● **What is asked**
Quote the listing below in its entirety, omitting every image.

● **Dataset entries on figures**
○ ○ ○
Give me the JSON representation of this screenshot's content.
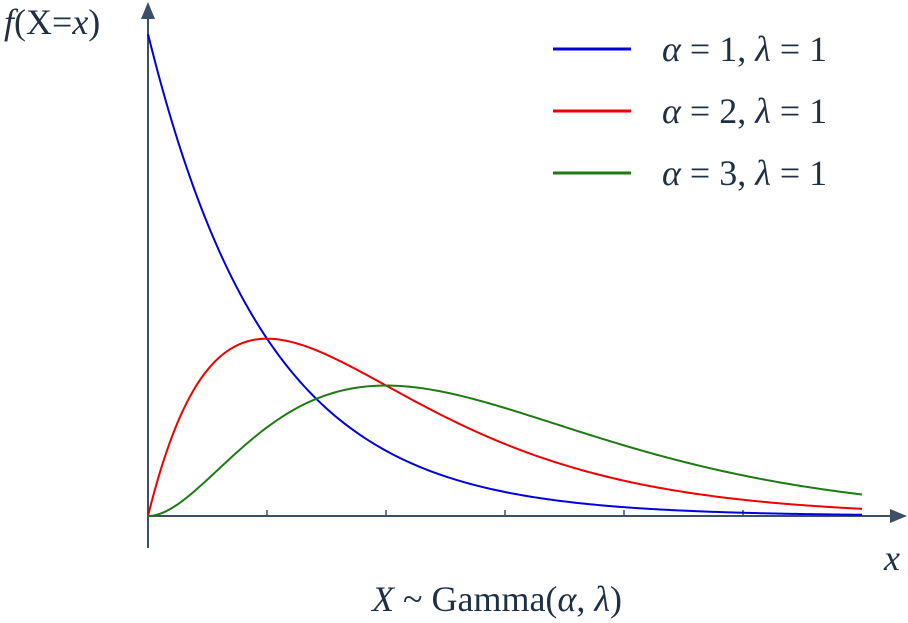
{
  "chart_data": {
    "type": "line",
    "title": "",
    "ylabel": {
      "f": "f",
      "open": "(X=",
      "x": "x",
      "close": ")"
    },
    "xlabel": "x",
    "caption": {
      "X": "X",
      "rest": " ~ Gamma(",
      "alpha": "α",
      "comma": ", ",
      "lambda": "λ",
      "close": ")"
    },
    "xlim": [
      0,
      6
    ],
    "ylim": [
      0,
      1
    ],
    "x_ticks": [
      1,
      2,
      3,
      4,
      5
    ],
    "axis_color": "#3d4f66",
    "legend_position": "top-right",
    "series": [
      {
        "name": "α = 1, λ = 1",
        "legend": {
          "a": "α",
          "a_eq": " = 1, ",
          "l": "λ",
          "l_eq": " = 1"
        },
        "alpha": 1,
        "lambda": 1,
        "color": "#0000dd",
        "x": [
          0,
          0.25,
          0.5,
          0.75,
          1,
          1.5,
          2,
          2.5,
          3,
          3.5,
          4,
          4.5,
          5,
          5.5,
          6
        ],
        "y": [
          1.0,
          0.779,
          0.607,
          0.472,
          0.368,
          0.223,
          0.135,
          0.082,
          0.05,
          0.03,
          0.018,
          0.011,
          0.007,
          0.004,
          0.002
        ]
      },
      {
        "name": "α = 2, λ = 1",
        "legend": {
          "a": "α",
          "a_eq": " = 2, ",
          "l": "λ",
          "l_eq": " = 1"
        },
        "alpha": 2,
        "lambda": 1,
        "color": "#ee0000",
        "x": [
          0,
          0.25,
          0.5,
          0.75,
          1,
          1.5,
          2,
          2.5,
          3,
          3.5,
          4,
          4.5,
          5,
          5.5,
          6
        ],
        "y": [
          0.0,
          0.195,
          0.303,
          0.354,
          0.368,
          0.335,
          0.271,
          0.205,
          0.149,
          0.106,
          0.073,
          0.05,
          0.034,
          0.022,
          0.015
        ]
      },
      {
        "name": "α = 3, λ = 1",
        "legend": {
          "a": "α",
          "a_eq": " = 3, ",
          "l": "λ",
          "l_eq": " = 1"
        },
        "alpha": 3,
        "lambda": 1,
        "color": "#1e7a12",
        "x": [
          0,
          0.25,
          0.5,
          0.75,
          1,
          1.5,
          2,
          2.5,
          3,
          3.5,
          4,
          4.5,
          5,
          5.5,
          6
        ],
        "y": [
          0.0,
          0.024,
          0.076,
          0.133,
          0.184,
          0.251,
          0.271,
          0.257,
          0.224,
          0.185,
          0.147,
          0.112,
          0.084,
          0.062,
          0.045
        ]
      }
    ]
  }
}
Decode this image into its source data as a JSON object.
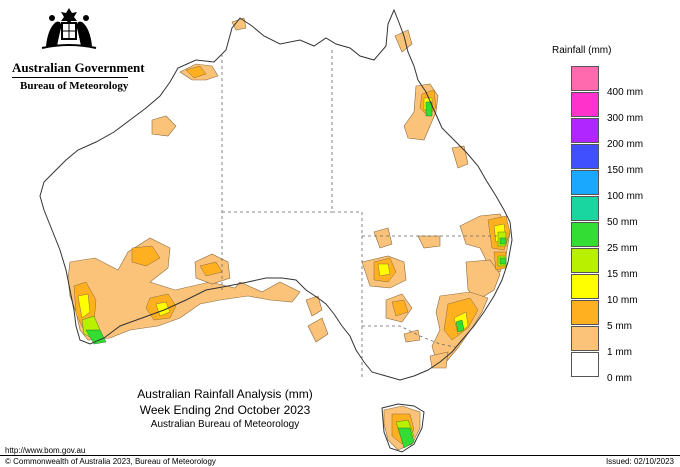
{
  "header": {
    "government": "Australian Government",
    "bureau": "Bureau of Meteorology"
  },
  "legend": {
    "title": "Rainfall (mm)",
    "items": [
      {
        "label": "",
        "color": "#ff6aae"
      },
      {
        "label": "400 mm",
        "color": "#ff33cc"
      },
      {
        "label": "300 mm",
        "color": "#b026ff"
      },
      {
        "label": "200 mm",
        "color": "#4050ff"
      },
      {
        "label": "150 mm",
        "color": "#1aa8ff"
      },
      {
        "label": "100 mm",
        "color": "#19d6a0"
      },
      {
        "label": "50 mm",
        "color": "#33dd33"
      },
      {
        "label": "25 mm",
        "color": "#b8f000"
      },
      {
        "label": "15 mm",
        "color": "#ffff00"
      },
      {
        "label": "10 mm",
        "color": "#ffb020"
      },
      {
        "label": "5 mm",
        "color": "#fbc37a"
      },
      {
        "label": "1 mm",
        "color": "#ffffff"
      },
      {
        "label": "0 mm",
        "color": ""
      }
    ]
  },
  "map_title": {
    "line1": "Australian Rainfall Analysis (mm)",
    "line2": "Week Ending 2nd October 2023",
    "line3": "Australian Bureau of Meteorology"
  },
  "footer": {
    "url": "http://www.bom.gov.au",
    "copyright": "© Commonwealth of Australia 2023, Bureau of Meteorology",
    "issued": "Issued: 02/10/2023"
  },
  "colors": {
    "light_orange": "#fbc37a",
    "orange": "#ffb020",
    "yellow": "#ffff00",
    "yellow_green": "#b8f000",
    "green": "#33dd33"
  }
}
○ ○ ○
● **Task response**
Give me the JSON representation of this screenshot's content.
{
  "chart_data": {
    "type": "line",
    "title": "",
    "ylabel": {
      "f": "f",
      "open": "(X=",
      "x": "x",
      "close": ")"
    },
    "xlabel": "x",
    "caption": {
      "X": "X",
      "rest": " ~ Gamma(",
      "alpha": "α",
      "comma": ", ",
      "lambda": "λ",
      "close": ")"
    },
    "xlim": [
      0,
      6
    ],
    "ylim": [
      0,
      1
    ],
    "x_ticks": [
      1,
      2,
      3,
      4,
      5
    ],
    "axis_color": "#3d4f66",
    "legend_position": "top-right",
    "series": [
      {
        "name": "α = 1, λ = 1",
        "legend": {
          "a": "α",
          "a_eq": " = 1, ",
          "l": "λ",
          "l_eq": " = 1"
        },
        "alpha": 1,
        "lambda": 1,
        "color": "#0000dd",
        "x": [
          0,
          0.25,
          0.5,
          0.75,
          1,
          1.5,
          2,
          2.5,
          3,
          3.5,
          4,
          4.5,
          5,
          5.5,
          6
        ],
        "y": [
          1.0,
          0.779,
          0.607,
          0.472,
          0.368,
          0.223,
          0.135,
          0.082,
          0.05,
          0.03,
          0.018,
          0.011,
          0.007,
          0.004,
          0.002
        ]
      },
      {
        "name": "α = 2, λ = 1",
        "legend": {
          "a": "α",
          "a_eq": " = 2, ",
          "l": "λ",
          "l_eq": " = 1"
        },
        "alpha": 2,
        "lambda": 1,
        "color": "#ee0000",
        "x": [
          0,
          0.25,
          0.5,
          0.75,
          1,
          1.5,
          2,
          2.5,
          3,
          3.5,
          4,
          4.5,
          5,
          5.5,
          6
        ],
        "y": [
          0.0,
          0.195,
          0.303,
          0.354,
          0.368,
          0.335,
          0.271,
          0.205,
          0.149,
          0.106,
          0.073,
          0.05,
          0.034,
          0.022,
          0.015
        ]
      },
      {
        "name": "α = 3, λ = 1",
        "legend": {
          "a": "α",
          "a_eq": " = 3, ",
          "l": "λ",
          "l_eq": " = 1"
        },
        "alpha": 3,
        "lambda": 1,
        "color": "#1e7a12",
        "x": [
          0,
          0.25,
          0.5,
          0.75,
          1,
          1.5,
          2,
          2.5,
          3,
          3.5,
          4,
          4.5,
          5,
          5.5,
          6
        ],
        "y": [
          0.0,
          0.024,
          0.076,
          0.133,
          0.184,
          0.251,
          0.271,
          0.257,
          0.224,
          0.185,
          0.147,
          0.112,
          0.084,
          0.062,
          0.045
        ]
      }
    ]
  }
}
Decode this image into its source data as a JSON object.
{
  "header": {
    "government": "Australian Government",
    "bureau": "Bureau of Meteorology"
  },
  "legend": {
    "title": "Rainfall (mm)",
    "items": [
      {
        "label": "",
        "color": "#ff6aae"
      },
      {
        "label": "400 mm",
        "color": "#ff33cc"
      },
      {
        "label": "300 mm",
        "color": "#b026ff"
      },
      {
        "label": "200 mm",
        "color": "#4050ff"
      },
      {
        "label": "150 mm",
        "color": "#1aa8ff"
      },
      {
        "label": "100 mm",
        "color": "#19d6a0"
      },
      {
        "label": "50 mm",
        "color": "#33dd33"
      },
      {
        "label": "25 mm",
        "color": "#b8f000"
      },
      {
        "label": "15 mm",
        "color": "#ffff00"
      },
      {
        "label": "10 mm",
        "color": "#ffb020"
      },
      {
        "label": "5 mm",
        "color": "#fbc37a"
      },
      {
        "label": "1 mm",
        "color": "#ffffff"
      },
      {
        "label": "0 mm",
        "color": ""
      }
    ]
  },
  "map_title": {
    "line1": "Australian Rainfall Analysis (mm)",
    "line2": "Week Ending 2nd October 2023",
    "line3": "Australian Bureau of Meteorology"
  },
  "footer": {
    "url": "http://www.bom.gov.au",
    "copyright": "© Commonwealth of Australia 2023, Bureau of Meteorology",
    "issued": "Issued: 02/10/2023"
  },
  "colors": {
    "light_orange": "#fbc37a",
    "orange": "#ffb020",
    "yellow": "#ffff00",
    "yellow_green": "#b8f000",
    "green": "#33dd33"
  }
}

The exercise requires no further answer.